REQUIRED WORK — Extract, exactly as written, the line that contains "Give me a plain-text" and all lines after it through the end of the records. Omit pictures.

SOURCE RECORDS —
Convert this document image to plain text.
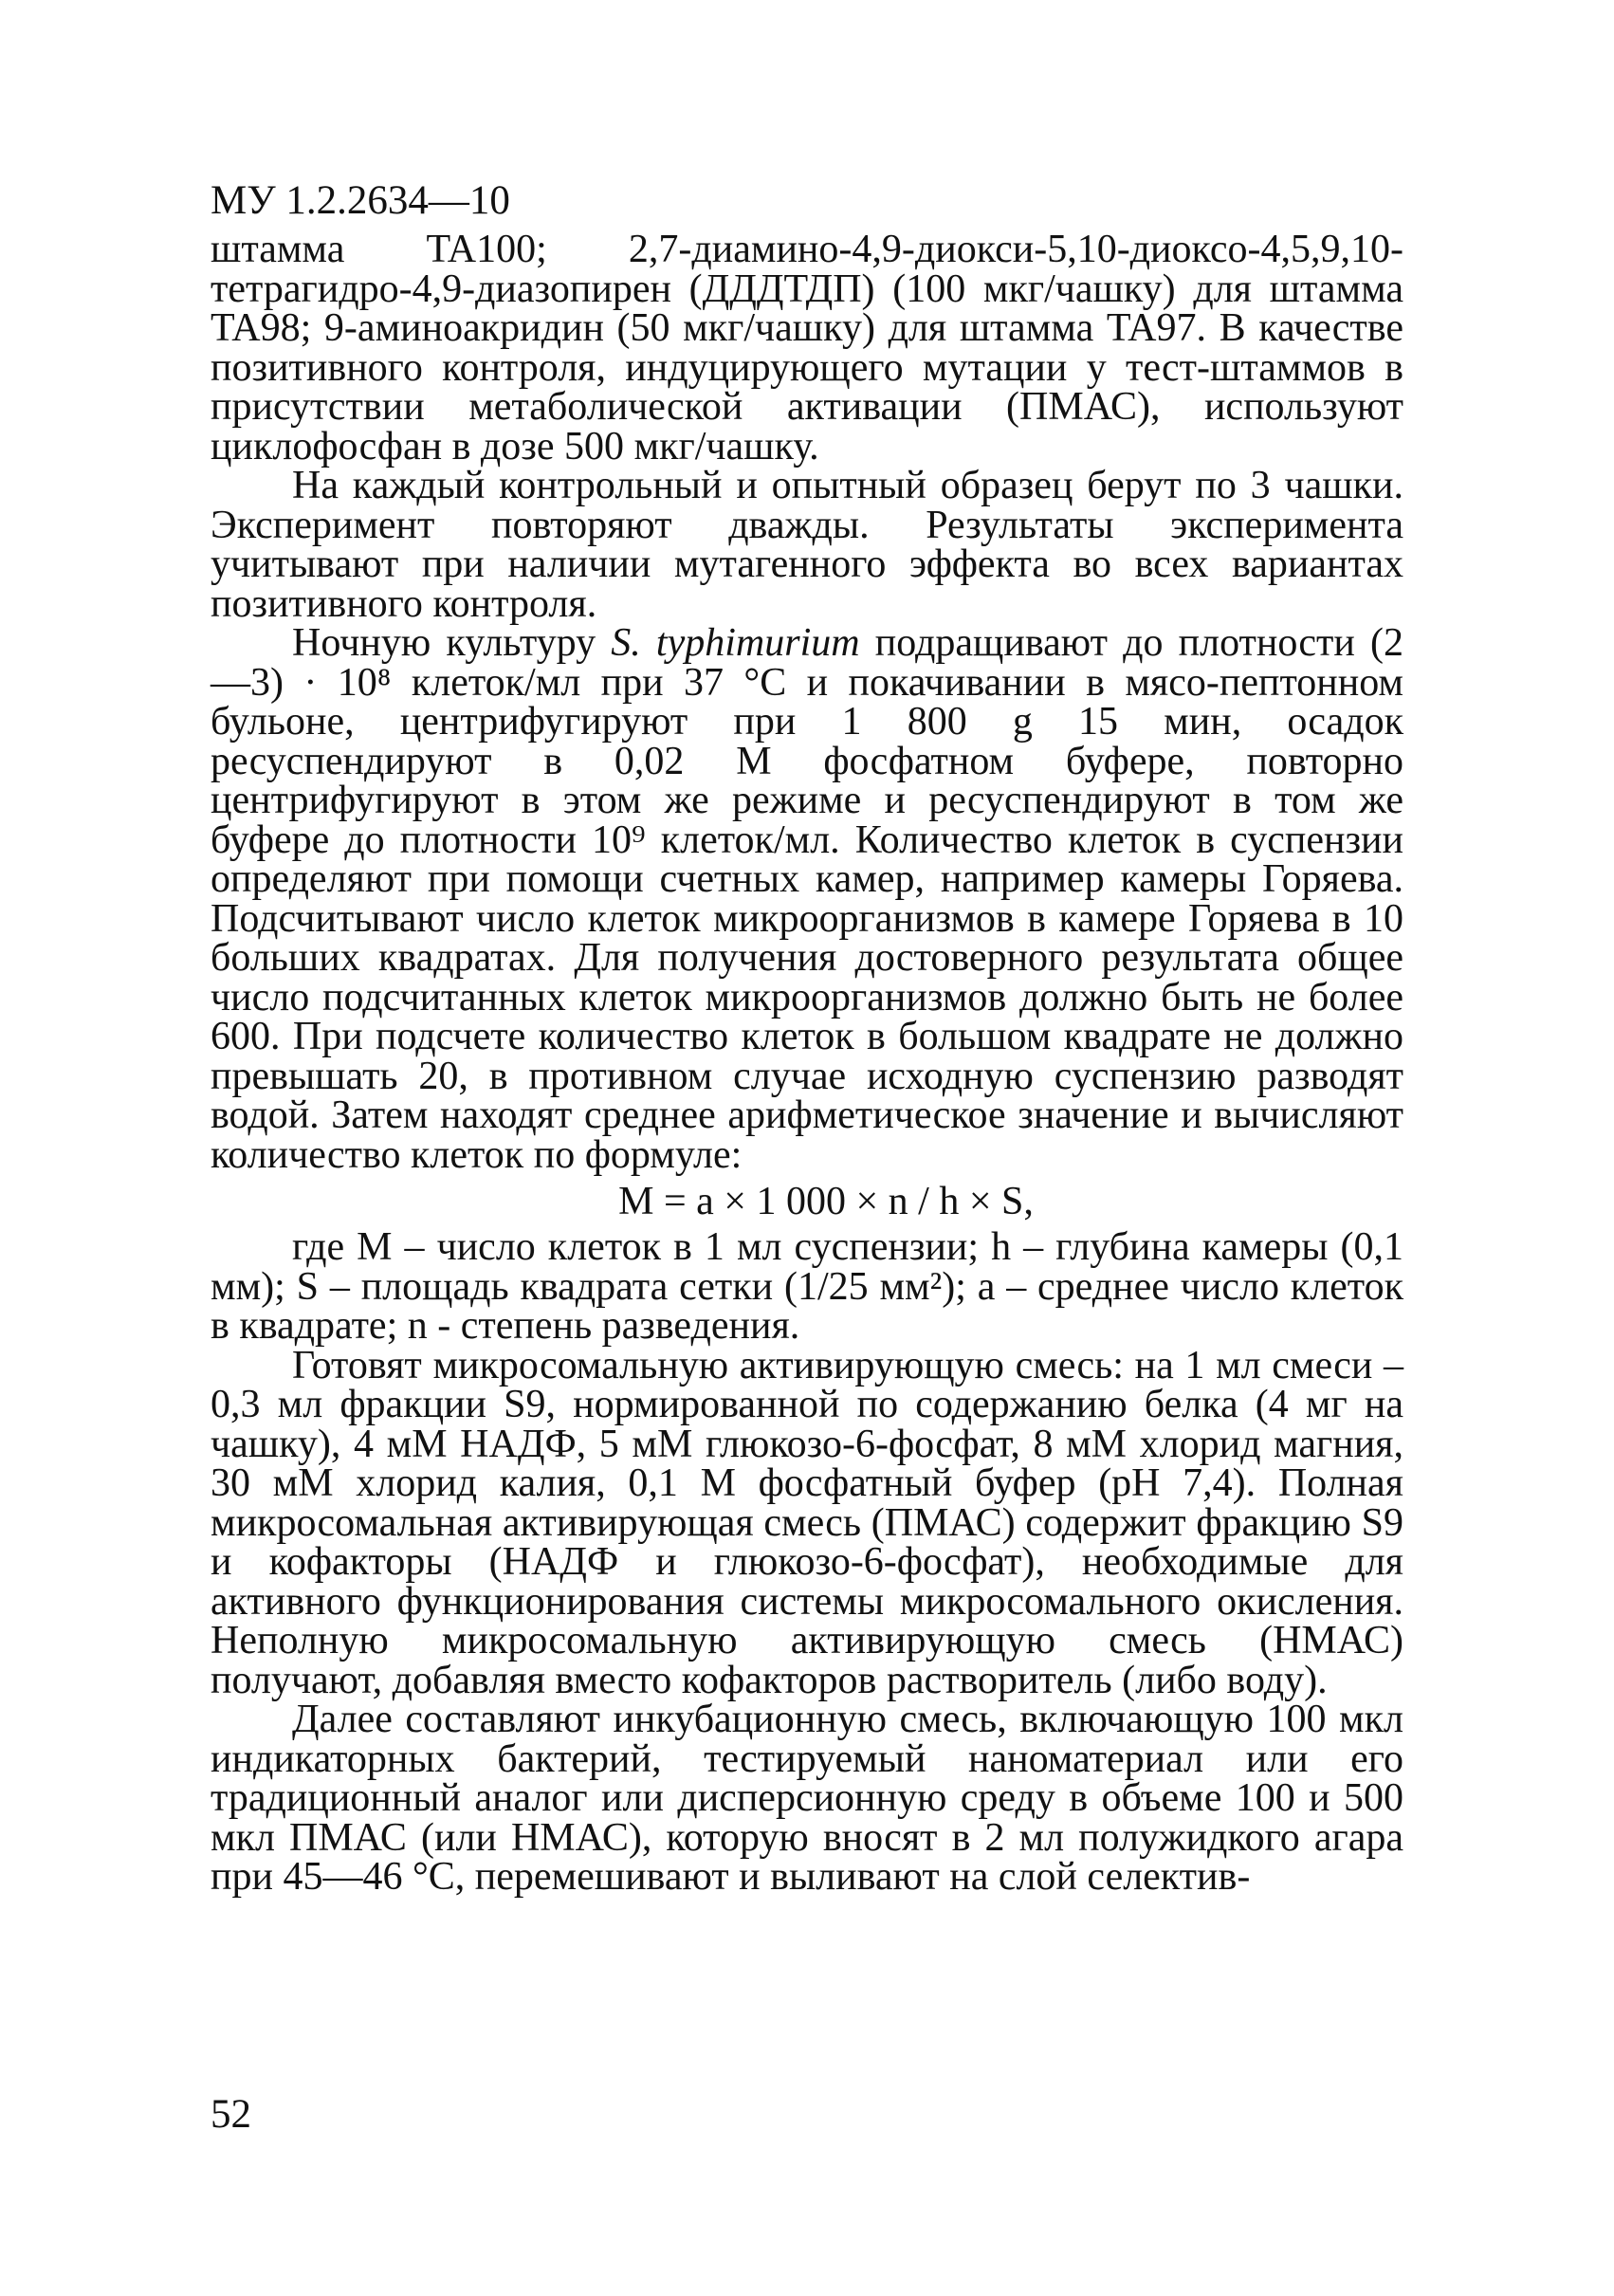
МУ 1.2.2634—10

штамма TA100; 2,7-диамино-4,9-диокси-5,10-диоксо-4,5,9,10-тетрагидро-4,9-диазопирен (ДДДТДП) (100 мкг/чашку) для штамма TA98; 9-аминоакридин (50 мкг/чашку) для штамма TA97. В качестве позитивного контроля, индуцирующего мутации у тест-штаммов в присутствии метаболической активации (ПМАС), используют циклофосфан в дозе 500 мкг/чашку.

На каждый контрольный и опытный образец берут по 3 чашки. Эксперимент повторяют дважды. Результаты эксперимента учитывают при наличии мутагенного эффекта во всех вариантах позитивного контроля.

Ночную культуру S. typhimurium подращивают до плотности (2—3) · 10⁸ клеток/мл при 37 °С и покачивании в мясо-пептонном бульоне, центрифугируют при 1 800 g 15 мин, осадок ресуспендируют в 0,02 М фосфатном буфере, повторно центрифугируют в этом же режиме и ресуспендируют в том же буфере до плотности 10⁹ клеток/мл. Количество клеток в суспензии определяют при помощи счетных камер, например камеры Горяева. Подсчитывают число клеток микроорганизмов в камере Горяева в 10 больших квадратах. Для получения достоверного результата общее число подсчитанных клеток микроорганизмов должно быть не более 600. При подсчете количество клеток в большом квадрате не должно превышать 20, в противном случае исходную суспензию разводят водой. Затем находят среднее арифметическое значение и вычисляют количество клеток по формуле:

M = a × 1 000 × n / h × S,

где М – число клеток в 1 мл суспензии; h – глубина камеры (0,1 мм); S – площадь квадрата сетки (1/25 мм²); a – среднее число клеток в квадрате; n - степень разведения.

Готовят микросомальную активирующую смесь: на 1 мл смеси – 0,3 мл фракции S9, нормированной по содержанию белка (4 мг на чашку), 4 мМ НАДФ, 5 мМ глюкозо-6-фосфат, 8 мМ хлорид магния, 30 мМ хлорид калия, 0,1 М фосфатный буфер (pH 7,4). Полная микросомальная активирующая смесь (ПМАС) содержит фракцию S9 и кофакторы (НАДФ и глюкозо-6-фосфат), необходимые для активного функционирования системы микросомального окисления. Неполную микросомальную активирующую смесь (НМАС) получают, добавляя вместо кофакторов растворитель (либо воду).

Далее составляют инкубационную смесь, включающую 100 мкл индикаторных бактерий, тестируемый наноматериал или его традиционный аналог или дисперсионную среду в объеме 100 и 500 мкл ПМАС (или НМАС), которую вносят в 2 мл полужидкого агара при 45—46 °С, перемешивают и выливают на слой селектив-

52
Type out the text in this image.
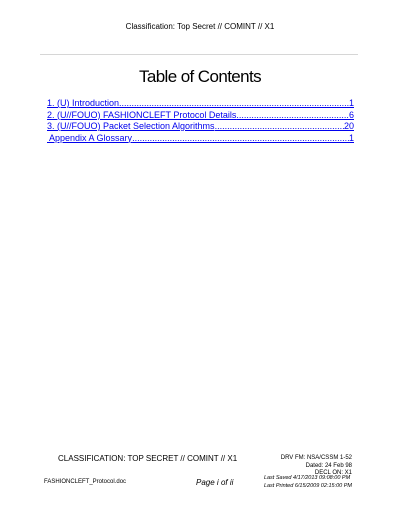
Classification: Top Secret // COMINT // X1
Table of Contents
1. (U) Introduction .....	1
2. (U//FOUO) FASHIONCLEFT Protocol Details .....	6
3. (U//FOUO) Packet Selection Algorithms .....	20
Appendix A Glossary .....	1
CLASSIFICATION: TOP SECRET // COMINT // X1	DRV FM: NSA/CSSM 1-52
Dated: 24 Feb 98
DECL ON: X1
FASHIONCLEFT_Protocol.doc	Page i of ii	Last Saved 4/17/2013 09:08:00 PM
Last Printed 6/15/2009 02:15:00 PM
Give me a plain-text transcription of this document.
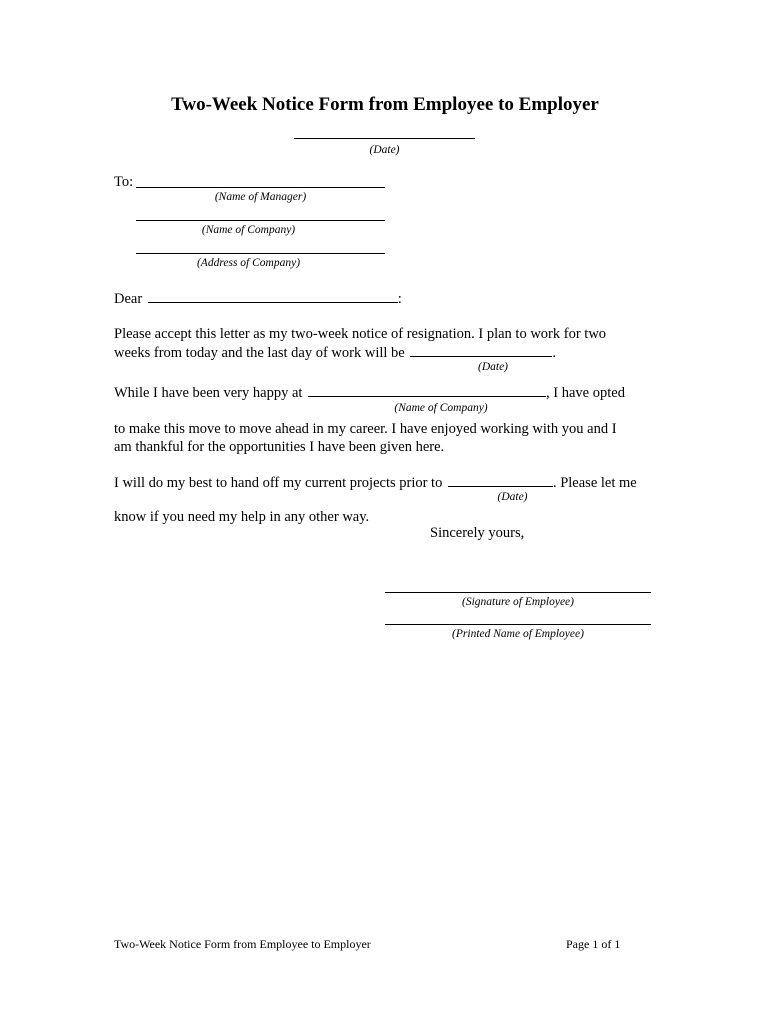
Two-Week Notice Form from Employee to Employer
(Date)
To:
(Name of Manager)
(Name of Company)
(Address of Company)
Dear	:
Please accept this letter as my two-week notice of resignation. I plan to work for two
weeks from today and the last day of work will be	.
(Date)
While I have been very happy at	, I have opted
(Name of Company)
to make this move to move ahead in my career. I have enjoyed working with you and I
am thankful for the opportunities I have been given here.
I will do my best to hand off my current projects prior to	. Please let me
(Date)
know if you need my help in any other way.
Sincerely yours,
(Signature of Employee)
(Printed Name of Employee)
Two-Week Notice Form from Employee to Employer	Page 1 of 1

RESPONSE —
Give me a plain-text transcription of this document.
Two-Week Notice Form from Employee to Employer
(Date)
To:
(Name of Manager)
(Name of Company)
(Address of Company)
Dear	:
Please accept this letter as my two-week notice of resignation. I plan to work for two
weeks from today and the last day of work will be	.
(Date)
While I have been very happy at	, I have opted
(Name of Company)
to make this move to move ahead in my career. I have enjoyed working with you and I
am thankful for the opportunities I have been given here.
I will do my best to hand off my current projects prior to	. Please let me
(Date)
know if you need my help in any other way.
Sincerely yours,
(Signature of Employee)
(Printed Name of Employee)
Two-Week Notice Form from Employee to Employer	Page 1 of 1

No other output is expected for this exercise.